↓
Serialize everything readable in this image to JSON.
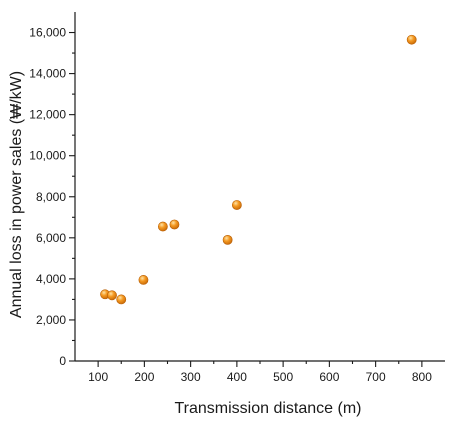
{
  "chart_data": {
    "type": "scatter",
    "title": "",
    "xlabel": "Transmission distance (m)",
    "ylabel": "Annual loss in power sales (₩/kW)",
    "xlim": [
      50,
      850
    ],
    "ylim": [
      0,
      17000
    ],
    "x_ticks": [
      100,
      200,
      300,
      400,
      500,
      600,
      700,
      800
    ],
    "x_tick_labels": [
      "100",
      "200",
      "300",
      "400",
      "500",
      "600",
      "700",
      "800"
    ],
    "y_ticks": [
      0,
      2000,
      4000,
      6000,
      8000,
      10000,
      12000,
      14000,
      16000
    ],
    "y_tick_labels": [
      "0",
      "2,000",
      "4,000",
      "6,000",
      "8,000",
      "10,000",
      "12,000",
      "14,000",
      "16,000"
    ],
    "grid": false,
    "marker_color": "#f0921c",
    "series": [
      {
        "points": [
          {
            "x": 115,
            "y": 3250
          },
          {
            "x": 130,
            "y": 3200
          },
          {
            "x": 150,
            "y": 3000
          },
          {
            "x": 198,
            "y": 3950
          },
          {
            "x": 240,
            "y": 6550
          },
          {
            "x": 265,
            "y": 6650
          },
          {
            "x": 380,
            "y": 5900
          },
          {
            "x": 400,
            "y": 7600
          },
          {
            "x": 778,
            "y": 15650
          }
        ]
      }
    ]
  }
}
↑
- _GIVEN TASK_: Except for the pictures, copy every line of the records above exactly.

- _COMPLETE RESPONSE_:
Serialize everything readable in this image to JSON.
{
  "chart_data": {
    "type": "scatter",
    "title": "",
    "xlabel": "Transmission distance (m)",
    "ylabel": "Annual loss in power sales (₩/kW)",
    "xlim": [
      50,
      850
    ],
    "ylim": [
      0,
      17000
    ],
    "x_ticks": [
      100,
      200,
      300,
      400,
      500,
      600,
      700,
      800
    ],
    "x_tick_labels": [
      "100",
      "200",
      "300",
      "400",
      "500",
      "600",
      "700",
      "800"
    ],
    "y_ticks": [
      0,
      2000,
      4000,
      6000,
      8000,
      10000,
      12000,
      14000,
      16000
    ],
    "y_tick_labels": [
      "0",
      "2,000",
      "4,000",
      "6,000",
      "8,000",
      "10,000",
      "12,000",
      "14,000",
      "16,000"
    ],
    "grid": false,
    "marker_color": "#f0921c",
    "series": [
      {
        "points": [
          {
            "x": 115,
            "y": 3250
          },
          {
            "x": 130,
            "y": 3200
          },
          {
            "x": 150,
            "y": 3000
          },
          {
            "x": 198,
            "y": 3950
          },
          {
            "x": 240,
            "y": 6550
          },
          {
            "x": 265,
            "y": 6650
          },
          {
            "x": 380,
            "y": 5900
          },
          {
            "x": 400,
            "y": 7600
          },
          {
            "x": 778,
            "y": 15650
          }
        ]
      }
    ]
  }
}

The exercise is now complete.